##### DATASET

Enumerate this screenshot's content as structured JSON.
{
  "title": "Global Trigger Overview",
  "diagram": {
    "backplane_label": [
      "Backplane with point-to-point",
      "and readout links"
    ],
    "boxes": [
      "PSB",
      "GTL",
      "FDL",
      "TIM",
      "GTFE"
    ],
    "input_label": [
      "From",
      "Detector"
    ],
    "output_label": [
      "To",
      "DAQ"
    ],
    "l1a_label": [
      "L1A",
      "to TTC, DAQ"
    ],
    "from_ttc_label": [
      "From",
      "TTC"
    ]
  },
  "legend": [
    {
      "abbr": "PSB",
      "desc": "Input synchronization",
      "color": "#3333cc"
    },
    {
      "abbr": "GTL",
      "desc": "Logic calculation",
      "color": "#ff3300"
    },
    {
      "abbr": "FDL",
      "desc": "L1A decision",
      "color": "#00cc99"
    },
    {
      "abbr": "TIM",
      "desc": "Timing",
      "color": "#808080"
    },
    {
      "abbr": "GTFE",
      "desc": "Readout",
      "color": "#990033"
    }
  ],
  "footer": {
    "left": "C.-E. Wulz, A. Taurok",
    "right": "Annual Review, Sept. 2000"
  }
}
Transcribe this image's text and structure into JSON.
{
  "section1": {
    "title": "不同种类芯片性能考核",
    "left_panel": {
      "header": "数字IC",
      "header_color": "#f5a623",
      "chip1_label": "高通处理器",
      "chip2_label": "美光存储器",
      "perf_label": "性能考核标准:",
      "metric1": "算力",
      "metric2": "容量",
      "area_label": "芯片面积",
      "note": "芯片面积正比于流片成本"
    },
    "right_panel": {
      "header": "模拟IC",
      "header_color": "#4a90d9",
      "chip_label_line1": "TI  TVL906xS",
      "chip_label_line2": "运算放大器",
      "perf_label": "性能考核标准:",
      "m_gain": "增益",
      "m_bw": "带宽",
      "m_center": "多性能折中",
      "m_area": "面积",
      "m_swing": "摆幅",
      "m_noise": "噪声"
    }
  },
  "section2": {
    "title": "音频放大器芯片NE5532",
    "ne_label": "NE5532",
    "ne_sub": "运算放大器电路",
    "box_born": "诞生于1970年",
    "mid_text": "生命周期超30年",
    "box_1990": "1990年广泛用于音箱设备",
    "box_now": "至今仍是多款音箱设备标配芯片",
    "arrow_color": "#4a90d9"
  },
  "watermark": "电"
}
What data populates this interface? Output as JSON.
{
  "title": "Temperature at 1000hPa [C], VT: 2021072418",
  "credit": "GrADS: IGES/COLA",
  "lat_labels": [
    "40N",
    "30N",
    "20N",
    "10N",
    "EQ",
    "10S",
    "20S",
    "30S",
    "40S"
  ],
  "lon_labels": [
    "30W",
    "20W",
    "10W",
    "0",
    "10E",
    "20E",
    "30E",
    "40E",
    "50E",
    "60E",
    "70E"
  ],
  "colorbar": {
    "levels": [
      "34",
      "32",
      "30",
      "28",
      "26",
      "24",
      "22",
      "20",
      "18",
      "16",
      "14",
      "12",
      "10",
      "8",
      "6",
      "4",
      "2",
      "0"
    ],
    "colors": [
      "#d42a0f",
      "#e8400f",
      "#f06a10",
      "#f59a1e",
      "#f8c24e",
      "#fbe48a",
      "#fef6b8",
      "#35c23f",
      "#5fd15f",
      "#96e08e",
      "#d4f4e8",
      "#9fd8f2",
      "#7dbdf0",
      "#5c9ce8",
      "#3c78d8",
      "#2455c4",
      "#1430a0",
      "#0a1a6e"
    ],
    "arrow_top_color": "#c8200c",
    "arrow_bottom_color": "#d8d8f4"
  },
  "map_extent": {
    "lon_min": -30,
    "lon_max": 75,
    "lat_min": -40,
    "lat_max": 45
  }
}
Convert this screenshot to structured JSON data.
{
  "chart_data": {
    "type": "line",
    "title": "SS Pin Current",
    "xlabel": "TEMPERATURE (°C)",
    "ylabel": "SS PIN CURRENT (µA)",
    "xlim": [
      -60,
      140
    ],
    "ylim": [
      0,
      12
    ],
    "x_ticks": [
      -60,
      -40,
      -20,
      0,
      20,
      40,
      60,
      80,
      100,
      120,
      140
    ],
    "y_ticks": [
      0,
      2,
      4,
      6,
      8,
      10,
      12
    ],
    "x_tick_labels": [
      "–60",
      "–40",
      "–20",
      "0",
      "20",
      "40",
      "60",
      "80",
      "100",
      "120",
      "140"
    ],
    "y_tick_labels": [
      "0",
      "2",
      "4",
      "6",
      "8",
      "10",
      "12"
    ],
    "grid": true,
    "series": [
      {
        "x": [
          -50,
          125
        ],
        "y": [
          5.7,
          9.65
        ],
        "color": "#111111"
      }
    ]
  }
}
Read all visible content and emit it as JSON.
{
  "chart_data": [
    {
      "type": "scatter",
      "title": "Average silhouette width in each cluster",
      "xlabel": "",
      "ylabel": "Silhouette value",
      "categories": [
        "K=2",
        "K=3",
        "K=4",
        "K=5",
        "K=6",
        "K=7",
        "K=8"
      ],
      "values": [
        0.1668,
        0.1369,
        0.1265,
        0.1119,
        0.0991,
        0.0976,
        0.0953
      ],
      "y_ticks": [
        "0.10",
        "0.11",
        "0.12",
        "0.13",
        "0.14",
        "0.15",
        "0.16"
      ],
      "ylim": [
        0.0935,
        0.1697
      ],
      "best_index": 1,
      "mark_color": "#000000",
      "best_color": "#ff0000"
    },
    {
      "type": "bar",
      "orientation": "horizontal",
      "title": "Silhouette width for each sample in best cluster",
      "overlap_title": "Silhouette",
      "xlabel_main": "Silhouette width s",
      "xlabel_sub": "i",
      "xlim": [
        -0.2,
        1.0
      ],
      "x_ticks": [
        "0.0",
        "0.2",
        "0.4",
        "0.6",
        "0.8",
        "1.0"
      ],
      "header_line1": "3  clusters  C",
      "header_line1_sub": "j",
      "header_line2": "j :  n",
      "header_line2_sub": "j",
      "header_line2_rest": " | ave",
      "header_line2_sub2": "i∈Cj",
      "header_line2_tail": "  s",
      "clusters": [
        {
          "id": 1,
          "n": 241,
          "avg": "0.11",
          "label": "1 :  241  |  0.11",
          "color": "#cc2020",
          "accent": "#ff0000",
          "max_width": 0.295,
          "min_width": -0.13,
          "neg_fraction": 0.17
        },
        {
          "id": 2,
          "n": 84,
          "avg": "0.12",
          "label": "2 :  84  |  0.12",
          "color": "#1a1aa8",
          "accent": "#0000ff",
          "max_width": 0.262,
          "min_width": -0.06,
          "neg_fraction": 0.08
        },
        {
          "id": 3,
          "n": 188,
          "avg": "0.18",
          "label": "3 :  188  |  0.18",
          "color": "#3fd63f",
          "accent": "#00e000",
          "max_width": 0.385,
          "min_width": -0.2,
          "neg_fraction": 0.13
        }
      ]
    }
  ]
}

##########

**EXERCISE GOAL**
From the listing above, collect every line that mentions the word "this".

**SOLUTION BELOW**
Enumerate this screenshot's content as structured JSON.
Transcribe this image's text and structure into JSON.
What data populates this interface? Output as JSON.
Convert this screenshot to structured JSON data.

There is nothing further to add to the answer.